**GIVEN EXERCISE:** Say how many lines in the records include the string "JSON", adding no other words.

(Part of a data file)
________________

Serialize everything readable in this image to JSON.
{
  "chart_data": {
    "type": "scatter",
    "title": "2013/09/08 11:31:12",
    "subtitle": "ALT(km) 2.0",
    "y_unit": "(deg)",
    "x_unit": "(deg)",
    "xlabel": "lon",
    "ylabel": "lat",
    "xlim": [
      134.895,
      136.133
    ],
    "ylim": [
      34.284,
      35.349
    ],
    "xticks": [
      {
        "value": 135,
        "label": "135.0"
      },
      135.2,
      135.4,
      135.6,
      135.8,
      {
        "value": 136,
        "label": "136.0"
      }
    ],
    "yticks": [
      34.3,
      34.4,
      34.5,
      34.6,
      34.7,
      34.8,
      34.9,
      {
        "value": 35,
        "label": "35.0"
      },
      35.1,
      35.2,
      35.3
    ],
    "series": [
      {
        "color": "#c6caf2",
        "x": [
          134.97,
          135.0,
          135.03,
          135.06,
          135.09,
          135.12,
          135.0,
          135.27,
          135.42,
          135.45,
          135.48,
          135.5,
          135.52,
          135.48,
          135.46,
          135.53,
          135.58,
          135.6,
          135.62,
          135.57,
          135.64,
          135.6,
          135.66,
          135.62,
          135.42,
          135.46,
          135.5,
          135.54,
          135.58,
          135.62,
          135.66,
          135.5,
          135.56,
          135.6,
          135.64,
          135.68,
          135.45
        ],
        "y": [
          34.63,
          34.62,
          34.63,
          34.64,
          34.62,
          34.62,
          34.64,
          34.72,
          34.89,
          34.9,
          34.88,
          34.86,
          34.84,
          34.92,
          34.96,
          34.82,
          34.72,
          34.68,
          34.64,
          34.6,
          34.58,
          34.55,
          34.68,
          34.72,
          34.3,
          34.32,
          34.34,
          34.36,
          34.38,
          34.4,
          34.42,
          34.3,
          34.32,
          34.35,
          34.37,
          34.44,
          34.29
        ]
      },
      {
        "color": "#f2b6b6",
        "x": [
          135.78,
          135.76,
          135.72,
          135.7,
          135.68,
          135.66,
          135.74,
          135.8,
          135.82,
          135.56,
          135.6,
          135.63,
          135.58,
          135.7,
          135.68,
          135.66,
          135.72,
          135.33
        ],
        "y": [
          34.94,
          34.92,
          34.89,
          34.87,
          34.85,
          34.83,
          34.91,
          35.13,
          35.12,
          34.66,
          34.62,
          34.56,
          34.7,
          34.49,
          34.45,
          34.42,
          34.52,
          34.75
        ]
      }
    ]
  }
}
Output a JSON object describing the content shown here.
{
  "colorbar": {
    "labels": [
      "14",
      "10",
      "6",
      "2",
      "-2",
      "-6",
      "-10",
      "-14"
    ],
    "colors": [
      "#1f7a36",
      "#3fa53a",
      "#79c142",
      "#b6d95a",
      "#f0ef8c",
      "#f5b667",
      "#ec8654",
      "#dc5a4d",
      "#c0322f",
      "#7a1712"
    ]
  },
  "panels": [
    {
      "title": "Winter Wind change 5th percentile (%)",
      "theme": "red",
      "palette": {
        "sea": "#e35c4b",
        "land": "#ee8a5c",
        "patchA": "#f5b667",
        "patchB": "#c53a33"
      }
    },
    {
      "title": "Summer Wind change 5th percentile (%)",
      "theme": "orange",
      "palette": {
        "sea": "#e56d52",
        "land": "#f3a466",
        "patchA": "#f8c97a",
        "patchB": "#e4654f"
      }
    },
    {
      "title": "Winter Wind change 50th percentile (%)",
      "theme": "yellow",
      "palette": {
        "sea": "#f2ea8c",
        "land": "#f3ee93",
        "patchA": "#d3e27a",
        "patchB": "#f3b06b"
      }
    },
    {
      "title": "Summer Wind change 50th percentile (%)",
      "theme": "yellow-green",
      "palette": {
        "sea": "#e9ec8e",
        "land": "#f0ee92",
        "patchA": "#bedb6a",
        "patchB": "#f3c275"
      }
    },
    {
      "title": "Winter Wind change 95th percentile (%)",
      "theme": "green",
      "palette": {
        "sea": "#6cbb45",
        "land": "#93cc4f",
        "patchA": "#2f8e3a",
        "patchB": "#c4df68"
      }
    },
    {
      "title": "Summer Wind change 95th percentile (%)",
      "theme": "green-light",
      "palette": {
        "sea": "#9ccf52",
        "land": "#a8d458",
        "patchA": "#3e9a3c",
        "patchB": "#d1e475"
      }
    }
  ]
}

________________

**FULL ANSWER:** 2